[Start]
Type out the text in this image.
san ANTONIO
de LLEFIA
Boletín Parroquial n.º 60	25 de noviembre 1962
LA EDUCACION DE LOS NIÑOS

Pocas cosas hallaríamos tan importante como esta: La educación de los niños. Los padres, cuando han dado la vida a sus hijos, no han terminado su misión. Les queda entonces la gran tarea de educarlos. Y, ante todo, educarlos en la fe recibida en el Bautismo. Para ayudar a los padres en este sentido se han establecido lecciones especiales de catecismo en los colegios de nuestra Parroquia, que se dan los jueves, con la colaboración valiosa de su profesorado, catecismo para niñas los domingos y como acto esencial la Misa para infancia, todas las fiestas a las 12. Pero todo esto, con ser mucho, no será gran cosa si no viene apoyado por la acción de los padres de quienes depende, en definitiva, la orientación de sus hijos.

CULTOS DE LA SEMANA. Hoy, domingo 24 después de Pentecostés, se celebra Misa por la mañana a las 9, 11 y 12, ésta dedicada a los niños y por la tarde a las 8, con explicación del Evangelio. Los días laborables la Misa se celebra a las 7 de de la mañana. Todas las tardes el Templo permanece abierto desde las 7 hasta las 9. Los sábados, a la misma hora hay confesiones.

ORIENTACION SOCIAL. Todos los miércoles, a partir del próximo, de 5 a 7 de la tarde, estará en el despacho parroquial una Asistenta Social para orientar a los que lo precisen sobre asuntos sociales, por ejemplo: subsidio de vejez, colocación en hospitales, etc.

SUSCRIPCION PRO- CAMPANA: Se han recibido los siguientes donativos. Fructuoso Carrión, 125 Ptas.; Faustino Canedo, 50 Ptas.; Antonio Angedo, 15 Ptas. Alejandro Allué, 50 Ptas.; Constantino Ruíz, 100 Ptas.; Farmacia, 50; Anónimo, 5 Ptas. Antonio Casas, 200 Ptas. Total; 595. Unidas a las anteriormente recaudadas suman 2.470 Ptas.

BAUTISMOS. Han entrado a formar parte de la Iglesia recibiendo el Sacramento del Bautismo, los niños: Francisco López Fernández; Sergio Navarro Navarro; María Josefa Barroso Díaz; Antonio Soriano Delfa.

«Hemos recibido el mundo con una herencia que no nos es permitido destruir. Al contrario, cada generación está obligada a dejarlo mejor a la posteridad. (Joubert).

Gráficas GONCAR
[End]
Gather all the lines that include the word "Misa" and copy them out.

Pocas cosas hallaríamos tan importante como esta: La educación de los niños. Los padres, cuando han dado la vida a sus hijos, no han terminado su misión. Les queda entonces la gran tarea de educarlos. Y, ante todo, educarlos en la fe recibida en el Bautismo. Para ayudar a los padres en este sentido se han establecido lecciones especiales de catecismo en los colegios de nuestra Parroquia, que se dan los jueves, con la colaboración valiosa de su profesorado, catecismo para niñas los domingos y como acto esencial la Misa para infancia, todas las fiestas a las 12. Pero todo esto, con ser mucho, no será gran cosa si no viene apoyado por la acción de los padres de quienes depende, en definitiva, la orientación de sus hijos.
CULTOS DE LA SEMANA. Hoy, domingo 24 después de Pentecostés, se celebra Misa por la mañana a las 9, 11 y 12, ésta dedicada a los niños y por la tarde a las 8, con explicación del Evangelio. Los días laborables la Misa se celebra a las 7 de de la mañana. Todas las tardes el Templo permanece abierto desde las 7 hasta las 9. Los sábados, a la misma hora hay confesiones.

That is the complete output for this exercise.